=== AIM ===
Reproduce all lines of the listing below in which the word "roommate" occurs.

=== GIVEN ENTRIES ===
========
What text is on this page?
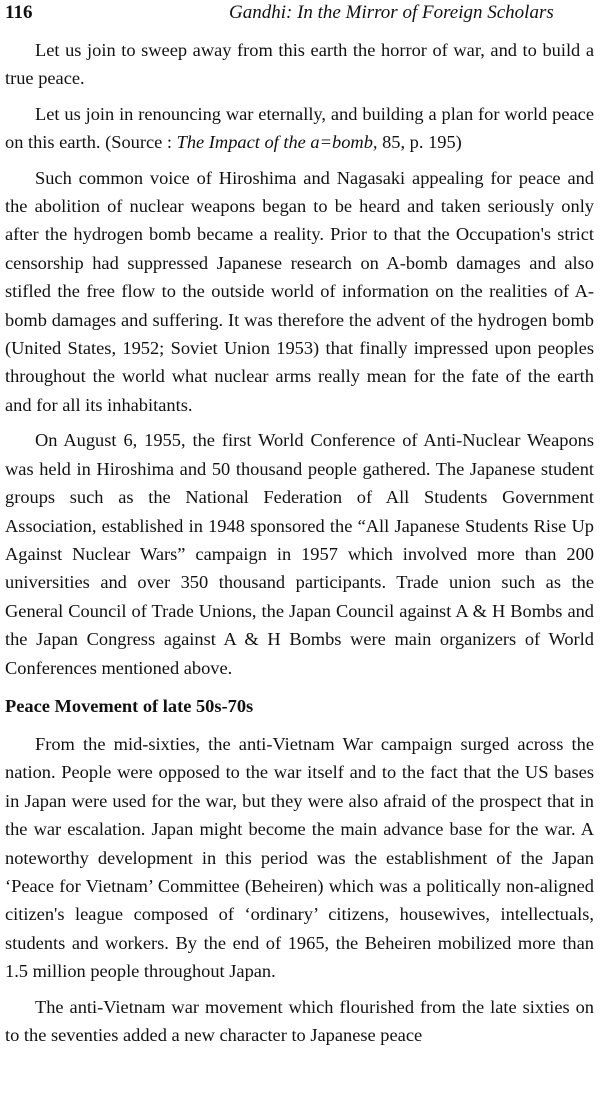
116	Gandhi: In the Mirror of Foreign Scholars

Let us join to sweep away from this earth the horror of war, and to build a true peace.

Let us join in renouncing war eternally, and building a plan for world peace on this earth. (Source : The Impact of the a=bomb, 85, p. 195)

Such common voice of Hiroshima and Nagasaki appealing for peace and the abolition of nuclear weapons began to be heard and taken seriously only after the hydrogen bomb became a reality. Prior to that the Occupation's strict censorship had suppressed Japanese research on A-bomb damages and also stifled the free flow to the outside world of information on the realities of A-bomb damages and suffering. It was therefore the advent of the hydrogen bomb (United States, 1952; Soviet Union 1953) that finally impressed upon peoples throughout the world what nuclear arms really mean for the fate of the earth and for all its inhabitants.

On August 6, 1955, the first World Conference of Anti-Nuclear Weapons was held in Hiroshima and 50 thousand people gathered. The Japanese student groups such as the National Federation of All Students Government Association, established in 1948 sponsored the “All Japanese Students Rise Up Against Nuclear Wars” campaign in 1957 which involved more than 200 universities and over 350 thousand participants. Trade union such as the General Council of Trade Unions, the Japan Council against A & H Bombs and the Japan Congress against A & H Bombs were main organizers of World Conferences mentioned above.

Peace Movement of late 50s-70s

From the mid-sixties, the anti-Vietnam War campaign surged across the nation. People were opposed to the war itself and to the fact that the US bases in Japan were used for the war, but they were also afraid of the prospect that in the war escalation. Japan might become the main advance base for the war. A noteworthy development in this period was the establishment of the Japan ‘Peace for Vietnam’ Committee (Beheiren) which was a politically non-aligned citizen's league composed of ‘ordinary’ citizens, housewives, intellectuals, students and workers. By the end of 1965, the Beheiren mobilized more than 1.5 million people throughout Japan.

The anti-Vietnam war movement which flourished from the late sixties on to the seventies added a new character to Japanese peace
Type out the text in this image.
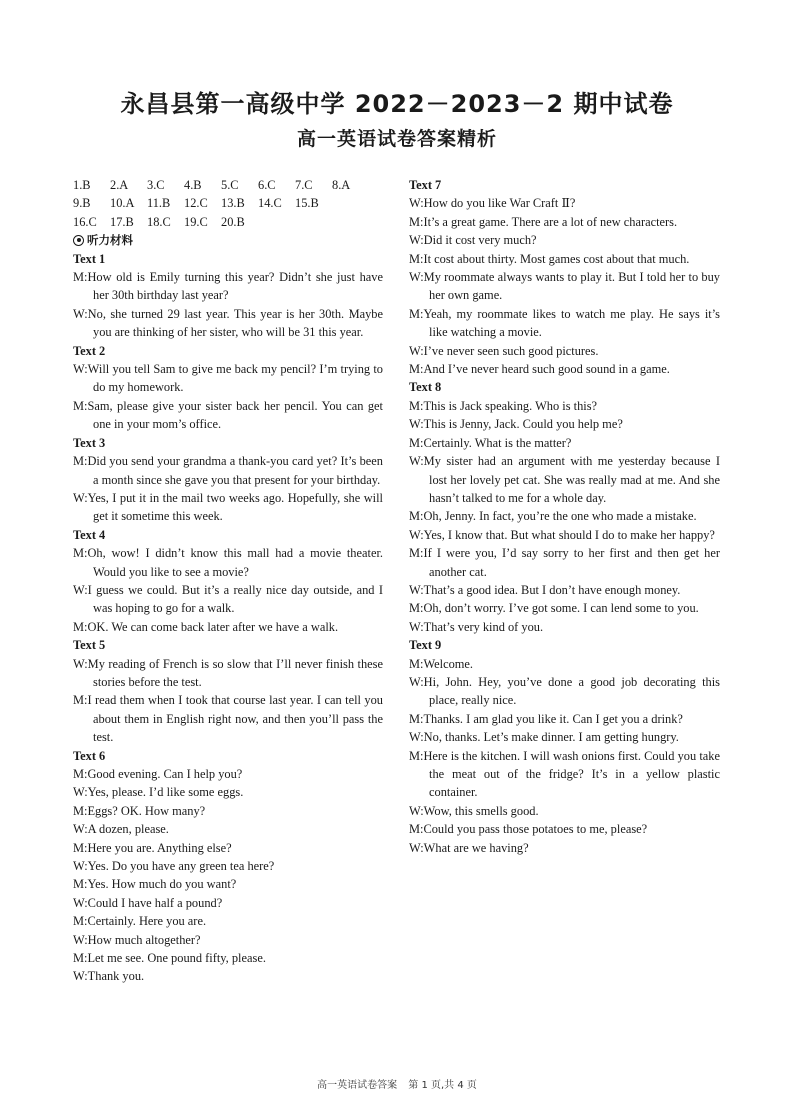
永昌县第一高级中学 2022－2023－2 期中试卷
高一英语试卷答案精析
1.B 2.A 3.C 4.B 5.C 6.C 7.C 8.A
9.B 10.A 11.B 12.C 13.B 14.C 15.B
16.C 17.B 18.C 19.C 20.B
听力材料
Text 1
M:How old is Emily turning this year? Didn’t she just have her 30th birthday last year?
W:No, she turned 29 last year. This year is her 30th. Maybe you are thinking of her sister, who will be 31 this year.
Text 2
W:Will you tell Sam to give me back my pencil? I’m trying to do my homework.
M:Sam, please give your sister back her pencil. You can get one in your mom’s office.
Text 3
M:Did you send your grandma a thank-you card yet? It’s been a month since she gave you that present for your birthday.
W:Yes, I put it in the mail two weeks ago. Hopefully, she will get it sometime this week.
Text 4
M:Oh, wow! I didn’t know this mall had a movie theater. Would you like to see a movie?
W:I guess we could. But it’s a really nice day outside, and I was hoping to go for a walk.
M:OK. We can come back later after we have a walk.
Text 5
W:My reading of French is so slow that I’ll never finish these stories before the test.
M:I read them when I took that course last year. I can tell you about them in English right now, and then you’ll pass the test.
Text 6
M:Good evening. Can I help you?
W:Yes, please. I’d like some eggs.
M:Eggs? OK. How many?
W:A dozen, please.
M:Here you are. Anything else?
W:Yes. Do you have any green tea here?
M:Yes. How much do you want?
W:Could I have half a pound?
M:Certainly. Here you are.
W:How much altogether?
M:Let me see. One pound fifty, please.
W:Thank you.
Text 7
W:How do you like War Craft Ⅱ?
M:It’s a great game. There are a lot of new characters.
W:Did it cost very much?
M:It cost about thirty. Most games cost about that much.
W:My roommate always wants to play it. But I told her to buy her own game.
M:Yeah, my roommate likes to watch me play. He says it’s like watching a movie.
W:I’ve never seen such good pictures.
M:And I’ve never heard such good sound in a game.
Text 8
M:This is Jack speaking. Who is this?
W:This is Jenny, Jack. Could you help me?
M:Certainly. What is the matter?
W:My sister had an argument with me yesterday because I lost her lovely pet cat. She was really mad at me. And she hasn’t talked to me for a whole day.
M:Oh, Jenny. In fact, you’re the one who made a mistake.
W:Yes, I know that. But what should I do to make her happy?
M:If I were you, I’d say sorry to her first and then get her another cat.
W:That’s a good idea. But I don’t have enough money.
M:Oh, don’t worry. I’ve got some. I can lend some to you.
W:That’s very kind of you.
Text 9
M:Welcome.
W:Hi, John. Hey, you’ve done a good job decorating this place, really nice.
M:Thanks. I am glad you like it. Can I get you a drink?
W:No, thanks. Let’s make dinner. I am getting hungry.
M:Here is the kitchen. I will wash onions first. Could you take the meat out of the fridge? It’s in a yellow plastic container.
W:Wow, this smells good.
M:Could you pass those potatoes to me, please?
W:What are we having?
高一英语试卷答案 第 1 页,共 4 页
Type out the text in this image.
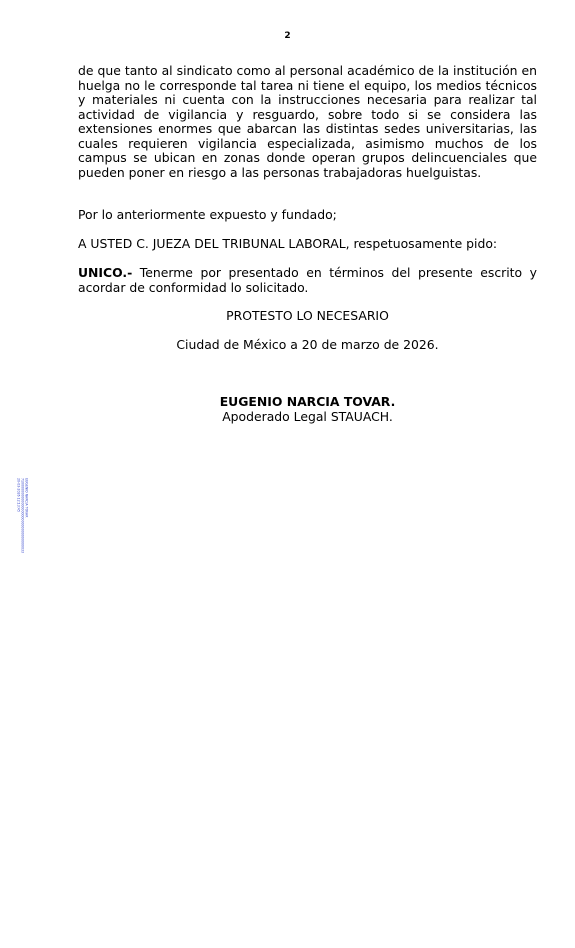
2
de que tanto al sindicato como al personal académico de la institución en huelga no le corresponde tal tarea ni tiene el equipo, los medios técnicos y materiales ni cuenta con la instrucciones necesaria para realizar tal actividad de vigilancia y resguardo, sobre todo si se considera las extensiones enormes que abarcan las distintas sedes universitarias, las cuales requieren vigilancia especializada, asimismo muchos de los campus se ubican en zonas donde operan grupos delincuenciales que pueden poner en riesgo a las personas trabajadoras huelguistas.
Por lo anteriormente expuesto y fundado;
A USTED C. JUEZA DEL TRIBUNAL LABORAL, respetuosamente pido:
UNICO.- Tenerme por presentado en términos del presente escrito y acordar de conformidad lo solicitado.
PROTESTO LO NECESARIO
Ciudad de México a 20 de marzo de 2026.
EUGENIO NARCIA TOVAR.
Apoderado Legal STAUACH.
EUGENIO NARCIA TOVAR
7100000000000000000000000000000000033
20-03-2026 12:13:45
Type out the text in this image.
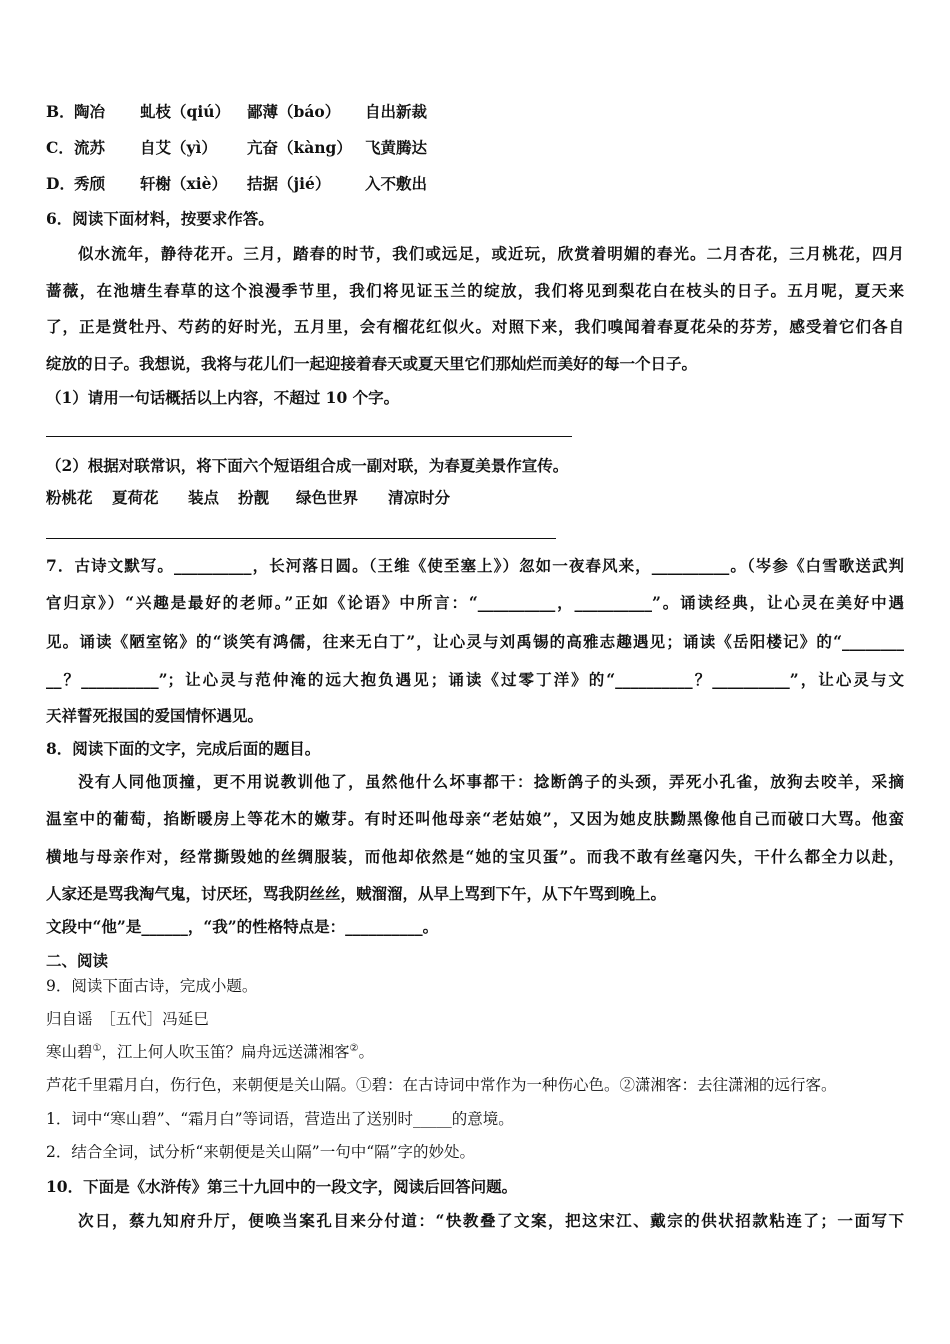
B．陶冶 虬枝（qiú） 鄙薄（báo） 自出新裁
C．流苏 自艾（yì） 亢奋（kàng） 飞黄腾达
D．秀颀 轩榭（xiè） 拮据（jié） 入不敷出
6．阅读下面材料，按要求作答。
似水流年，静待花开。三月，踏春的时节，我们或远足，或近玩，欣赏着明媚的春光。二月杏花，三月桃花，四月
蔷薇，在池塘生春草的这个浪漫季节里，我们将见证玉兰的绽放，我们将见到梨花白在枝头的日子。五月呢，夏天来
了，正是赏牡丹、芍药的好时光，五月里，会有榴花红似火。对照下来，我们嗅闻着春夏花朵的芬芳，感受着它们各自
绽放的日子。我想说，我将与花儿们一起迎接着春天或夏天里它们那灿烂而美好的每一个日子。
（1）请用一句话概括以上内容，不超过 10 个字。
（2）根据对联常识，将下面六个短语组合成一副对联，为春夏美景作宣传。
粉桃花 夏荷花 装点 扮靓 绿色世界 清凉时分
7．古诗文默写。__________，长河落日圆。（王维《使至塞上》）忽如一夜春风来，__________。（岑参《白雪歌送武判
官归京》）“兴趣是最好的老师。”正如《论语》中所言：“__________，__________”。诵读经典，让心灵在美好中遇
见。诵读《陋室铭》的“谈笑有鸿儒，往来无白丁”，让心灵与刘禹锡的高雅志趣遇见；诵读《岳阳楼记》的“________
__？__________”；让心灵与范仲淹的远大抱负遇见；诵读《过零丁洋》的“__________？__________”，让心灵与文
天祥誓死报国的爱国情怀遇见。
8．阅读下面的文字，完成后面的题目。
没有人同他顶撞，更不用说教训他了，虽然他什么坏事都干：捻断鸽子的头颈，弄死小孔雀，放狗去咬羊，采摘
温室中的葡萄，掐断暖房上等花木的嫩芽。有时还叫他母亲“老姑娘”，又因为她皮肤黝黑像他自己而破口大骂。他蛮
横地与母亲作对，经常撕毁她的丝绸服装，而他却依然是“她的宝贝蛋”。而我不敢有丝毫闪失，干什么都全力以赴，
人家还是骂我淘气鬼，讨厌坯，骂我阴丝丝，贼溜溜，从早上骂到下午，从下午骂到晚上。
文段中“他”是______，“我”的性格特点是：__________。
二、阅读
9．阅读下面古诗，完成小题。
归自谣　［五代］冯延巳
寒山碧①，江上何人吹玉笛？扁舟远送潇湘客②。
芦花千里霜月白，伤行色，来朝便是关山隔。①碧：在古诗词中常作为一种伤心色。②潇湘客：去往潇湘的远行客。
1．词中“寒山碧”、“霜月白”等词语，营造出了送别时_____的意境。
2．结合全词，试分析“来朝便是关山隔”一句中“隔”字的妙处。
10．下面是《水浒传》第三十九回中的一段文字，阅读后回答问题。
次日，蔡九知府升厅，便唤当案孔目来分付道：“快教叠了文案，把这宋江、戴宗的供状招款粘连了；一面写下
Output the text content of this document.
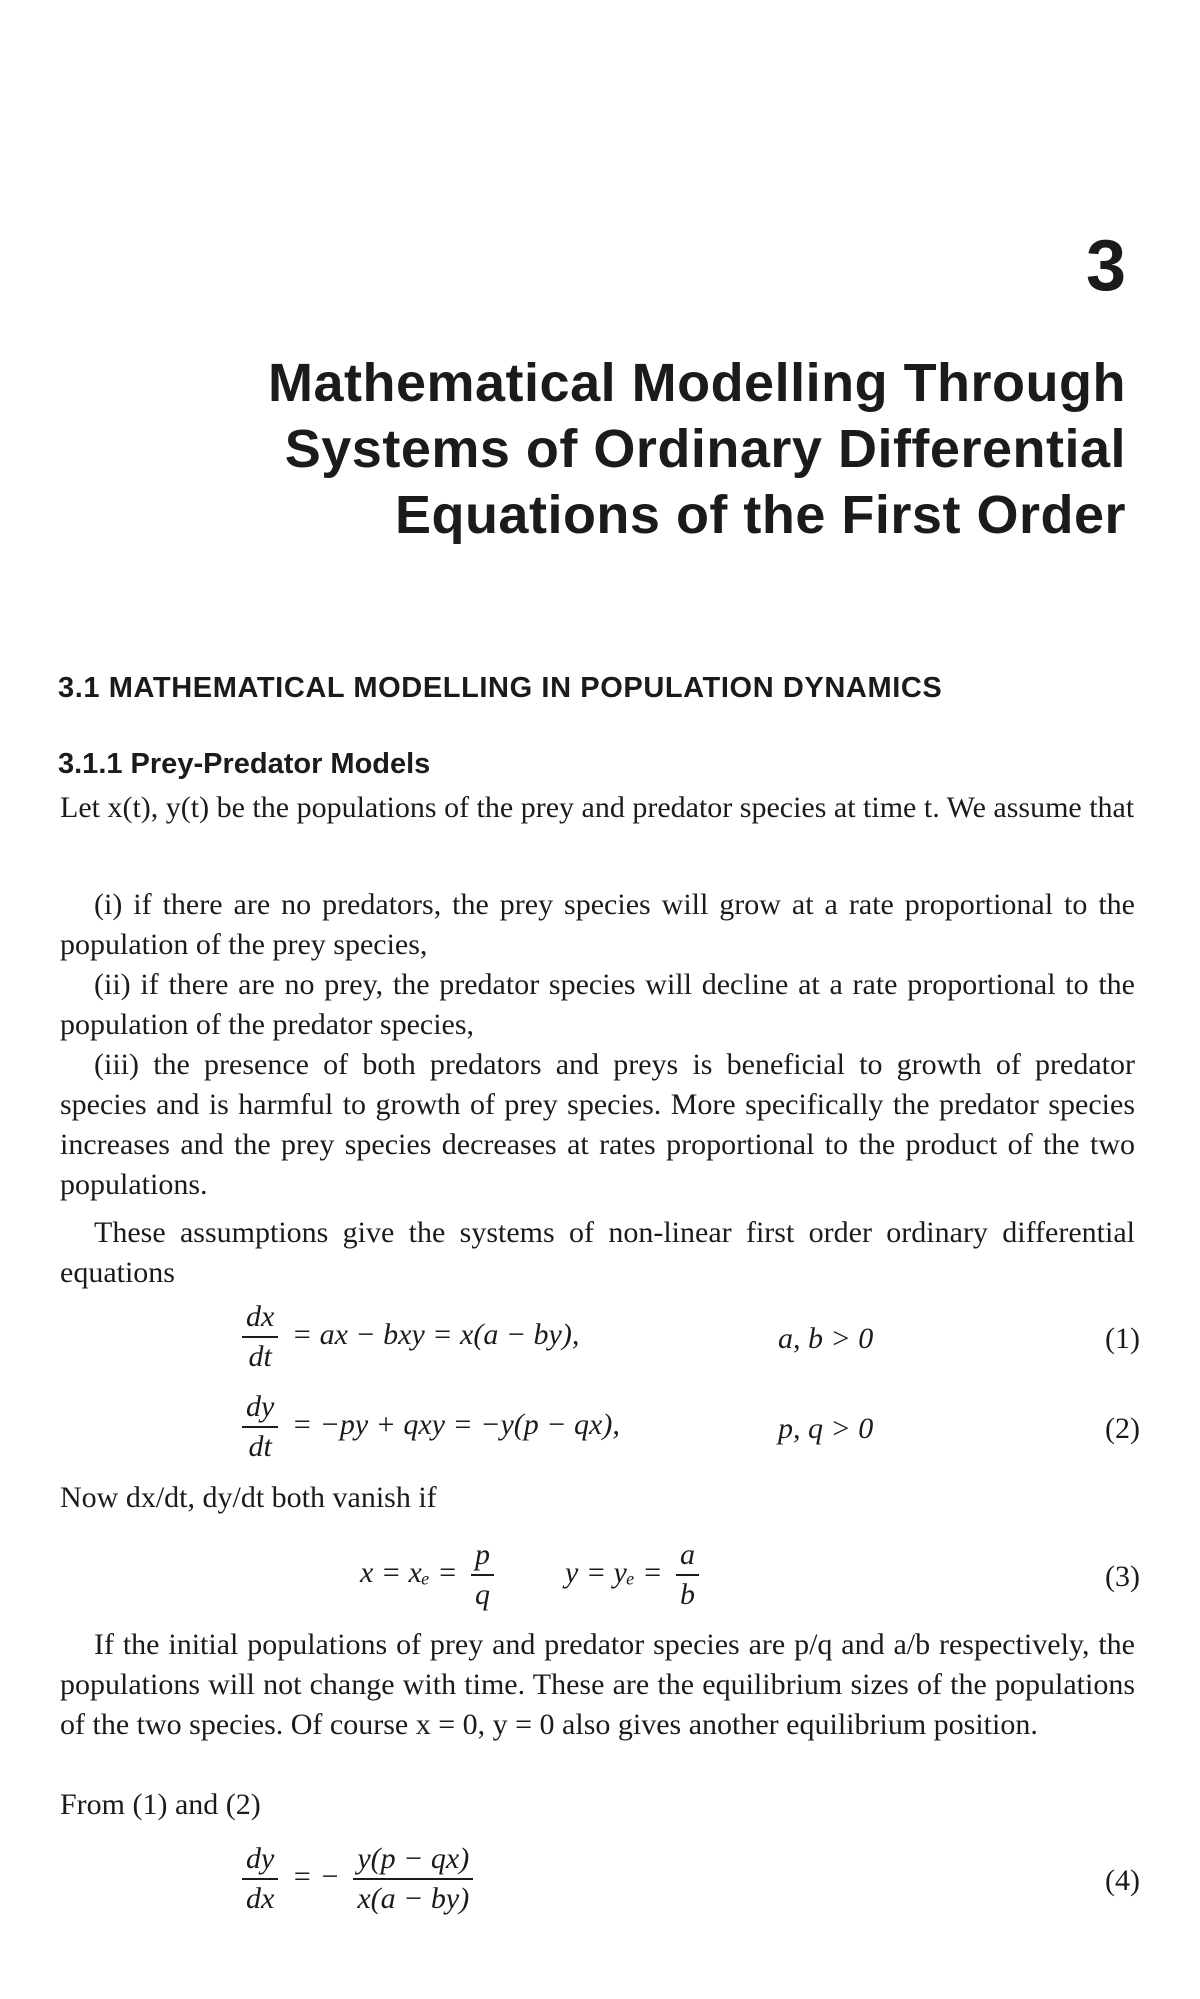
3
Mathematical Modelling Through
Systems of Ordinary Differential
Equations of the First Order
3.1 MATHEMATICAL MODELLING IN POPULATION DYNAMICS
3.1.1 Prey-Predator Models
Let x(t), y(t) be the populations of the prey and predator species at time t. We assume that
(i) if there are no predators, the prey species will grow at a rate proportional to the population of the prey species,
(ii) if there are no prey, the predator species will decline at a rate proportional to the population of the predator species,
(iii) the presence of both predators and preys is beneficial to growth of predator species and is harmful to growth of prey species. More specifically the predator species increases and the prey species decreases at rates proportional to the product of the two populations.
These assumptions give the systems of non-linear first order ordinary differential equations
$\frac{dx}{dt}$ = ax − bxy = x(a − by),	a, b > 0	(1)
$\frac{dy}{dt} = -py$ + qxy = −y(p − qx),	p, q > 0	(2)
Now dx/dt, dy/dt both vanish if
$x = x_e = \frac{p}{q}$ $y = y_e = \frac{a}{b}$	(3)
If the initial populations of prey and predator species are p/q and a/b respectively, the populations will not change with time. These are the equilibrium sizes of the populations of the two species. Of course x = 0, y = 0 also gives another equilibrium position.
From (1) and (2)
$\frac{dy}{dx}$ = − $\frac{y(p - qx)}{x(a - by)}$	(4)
========
=== TASK RESPONSE ===
W:My roommate always wants to play it. But I told her to buy her own game.
M:Yeah, my roommate likes to watch me play. He says it’s like watching a movie.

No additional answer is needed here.